Work to be completed -> Give the number of lines containing "greeting" in this listing, with no other words.

(Stored entries)
+===+
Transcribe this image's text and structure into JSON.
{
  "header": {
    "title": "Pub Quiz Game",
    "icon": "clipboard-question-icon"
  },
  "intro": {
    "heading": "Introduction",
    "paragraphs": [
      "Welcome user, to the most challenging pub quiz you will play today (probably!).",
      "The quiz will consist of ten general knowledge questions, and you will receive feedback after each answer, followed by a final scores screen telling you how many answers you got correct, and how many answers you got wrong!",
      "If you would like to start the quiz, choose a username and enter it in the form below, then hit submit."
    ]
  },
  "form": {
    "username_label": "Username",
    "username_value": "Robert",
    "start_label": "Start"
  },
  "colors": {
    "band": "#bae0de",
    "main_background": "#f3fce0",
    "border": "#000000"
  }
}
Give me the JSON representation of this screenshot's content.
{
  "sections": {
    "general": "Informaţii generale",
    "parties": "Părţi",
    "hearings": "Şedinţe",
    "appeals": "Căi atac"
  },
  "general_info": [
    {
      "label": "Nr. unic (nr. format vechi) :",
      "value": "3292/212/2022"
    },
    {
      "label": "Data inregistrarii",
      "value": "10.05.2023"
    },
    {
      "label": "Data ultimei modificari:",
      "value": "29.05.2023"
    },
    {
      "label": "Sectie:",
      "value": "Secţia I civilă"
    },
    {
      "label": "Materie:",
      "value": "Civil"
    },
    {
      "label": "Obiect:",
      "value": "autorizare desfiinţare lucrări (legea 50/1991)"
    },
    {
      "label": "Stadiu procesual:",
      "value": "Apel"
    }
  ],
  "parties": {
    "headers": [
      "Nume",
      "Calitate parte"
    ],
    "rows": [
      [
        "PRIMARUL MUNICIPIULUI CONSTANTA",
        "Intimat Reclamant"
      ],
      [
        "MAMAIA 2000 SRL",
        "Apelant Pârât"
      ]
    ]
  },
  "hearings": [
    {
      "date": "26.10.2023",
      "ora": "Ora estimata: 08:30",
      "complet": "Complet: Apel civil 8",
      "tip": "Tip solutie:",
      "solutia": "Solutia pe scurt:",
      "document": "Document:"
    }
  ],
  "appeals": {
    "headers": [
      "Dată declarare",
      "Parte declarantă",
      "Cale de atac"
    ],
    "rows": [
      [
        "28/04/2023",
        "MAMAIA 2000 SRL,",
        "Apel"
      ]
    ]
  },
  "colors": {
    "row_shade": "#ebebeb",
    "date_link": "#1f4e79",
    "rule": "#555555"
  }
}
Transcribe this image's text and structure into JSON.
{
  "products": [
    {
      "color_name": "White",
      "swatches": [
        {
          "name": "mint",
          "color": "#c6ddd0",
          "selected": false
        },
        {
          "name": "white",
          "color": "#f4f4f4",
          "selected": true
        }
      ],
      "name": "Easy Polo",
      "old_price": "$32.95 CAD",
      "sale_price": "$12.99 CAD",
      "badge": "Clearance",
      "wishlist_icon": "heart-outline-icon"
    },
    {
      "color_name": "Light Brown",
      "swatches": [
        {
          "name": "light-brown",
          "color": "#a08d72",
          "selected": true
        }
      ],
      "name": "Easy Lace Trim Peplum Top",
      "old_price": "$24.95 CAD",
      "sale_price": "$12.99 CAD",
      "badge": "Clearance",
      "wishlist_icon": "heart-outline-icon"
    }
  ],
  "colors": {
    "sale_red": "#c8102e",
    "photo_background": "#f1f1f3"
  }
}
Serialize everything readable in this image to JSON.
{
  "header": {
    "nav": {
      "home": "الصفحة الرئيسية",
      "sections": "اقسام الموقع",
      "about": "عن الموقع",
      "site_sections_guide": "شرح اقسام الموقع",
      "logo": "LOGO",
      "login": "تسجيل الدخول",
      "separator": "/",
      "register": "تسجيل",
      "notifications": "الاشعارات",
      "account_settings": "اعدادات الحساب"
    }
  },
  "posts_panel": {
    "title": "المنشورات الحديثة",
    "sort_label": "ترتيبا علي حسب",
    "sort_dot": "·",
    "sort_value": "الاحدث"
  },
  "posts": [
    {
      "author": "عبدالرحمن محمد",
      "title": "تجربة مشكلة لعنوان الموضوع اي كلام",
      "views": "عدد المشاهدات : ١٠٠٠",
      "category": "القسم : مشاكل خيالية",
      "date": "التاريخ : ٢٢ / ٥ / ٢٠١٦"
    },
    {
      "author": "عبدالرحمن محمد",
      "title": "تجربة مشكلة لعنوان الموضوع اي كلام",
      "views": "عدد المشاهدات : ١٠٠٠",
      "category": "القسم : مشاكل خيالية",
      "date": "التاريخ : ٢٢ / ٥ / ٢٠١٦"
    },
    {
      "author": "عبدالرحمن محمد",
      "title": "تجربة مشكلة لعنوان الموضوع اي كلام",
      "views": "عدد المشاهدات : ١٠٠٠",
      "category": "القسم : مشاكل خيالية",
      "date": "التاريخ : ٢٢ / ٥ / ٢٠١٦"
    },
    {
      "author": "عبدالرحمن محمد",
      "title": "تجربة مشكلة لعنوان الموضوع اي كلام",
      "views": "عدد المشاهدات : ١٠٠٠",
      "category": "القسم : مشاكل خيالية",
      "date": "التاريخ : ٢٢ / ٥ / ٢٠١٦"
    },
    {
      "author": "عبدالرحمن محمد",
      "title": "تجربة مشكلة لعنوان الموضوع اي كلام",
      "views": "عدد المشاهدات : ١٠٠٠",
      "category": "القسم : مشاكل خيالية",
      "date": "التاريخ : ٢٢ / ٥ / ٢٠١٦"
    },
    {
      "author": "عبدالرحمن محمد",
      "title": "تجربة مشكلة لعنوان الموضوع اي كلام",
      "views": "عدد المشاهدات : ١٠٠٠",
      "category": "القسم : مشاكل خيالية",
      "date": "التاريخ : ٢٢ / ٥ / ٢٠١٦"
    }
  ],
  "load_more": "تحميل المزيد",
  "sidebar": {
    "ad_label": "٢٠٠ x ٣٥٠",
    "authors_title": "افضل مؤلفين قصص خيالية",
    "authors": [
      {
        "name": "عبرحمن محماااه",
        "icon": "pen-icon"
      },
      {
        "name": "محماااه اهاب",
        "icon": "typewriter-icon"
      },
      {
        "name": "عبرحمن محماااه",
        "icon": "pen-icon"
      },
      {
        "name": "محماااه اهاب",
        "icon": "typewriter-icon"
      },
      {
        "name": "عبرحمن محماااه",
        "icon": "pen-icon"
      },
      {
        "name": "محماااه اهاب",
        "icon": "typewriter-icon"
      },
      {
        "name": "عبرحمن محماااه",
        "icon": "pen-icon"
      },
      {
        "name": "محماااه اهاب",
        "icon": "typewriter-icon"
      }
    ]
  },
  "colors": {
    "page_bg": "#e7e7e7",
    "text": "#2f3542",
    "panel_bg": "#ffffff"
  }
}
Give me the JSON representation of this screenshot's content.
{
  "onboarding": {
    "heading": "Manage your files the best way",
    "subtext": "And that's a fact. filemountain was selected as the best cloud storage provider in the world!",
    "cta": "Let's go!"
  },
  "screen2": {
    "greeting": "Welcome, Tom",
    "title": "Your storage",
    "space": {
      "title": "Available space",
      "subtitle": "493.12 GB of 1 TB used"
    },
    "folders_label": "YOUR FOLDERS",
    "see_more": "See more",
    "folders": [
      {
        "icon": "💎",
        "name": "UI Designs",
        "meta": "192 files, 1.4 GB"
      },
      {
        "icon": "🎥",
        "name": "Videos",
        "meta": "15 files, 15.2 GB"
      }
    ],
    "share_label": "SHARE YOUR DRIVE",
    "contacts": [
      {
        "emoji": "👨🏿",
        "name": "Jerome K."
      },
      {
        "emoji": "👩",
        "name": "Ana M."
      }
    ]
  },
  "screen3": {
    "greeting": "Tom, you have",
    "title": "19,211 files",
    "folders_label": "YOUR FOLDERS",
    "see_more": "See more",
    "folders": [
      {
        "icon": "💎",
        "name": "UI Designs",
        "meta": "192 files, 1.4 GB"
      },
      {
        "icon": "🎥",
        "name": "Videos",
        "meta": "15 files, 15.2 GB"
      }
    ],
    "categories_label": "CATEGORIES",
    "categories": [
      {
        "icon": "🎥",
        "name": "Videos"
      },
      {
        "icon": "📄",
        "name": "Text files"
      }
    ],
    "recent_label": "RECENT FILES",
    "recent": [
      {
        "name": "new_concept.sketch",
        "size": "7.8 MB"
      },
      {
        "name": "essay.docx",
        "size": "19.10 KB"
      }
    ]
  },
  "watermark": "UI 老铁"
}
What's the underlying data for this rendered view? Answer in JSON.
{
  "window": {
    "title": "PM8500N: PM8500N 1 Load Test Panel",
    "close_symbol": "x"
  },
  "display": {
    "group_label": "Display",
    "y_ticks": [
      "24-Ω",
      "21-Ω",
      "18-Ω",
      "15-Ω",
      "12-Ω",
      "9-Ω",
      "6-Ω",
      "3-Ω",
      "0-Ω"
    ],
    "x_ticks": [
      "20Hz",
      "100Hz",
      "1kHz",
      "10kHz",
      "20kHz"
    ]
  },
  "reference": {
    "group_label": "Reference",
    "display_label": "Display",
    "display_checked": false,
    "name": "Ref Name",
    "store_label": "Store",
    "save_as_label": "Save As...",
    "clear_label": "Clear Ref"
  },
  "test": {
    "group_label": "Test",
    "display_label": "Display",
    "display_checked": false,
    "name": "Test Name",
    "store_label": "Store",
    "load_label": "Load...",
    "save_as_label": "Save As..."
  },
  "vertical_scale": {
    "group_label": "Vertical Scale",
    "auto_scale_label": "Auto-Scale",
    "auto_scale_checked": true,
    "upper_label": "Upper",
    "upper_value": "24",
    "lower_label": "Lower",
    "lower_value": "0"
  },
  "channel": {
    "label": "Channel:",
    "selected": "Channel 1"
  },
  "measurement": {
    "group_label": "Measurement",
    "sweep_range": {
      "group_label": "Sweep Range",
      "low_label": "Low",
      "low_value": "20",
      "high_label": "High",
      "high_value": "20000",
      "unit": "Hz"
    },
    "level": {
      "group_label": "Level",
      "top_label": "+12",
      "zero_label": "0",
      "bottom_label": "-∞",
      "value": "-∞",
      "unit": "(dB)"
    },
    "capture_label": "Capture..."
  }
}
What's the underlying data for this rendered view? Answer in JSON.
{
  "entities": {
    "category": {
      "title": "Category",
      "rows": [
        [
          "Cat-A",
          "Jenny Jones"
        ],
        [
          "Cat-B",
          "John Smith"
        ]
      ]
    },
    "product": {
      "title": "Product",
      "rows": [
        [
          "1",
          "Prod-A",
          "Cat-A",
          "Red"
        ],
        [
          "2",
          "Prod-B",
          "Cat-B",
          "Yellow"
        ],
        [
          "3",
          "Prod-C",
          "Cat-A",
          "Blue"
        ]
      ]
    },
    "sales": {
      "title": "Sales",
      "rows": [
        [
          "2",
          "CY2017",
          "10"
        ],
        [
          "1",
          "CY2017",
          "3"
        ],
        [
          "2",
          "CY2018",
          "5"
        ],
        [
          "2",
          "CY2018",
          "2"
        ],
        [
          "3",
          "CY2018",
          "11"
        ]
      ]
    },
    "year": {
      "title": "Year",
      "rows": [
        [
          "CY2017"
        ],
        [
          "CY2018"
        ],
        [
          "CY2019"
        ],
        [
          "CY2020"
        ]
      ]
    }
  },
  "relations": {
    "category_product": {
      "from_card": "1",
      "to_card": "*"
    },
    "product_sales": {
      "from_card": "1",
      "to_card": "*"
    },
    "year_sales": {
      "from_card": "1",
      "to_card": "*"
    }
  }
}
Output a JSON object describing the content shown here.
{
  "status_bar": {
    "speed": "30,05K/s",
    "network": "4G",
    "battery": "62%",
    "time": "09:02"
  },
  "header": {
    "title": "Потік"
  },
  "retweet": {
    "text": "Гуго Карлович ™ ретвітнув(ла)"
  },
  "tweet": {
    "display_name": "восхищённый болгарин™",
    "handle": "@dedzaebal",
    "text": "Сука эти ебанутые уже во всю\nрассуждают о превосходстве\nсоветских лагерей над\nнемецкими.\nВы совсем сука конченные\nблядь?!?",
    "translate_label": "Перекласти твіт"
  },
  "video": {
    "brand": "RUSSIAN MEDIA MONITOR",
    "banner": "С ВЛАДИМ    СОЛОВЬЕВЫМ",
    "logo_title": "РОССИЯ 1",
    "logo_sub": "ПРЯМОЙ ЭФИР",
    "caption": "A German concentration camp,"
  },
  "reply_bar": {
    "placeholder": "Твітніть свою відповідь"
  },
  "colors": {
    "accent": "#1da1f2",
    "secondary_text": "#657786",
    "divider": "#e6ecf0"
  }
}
+===+
Answer to this problem -> 2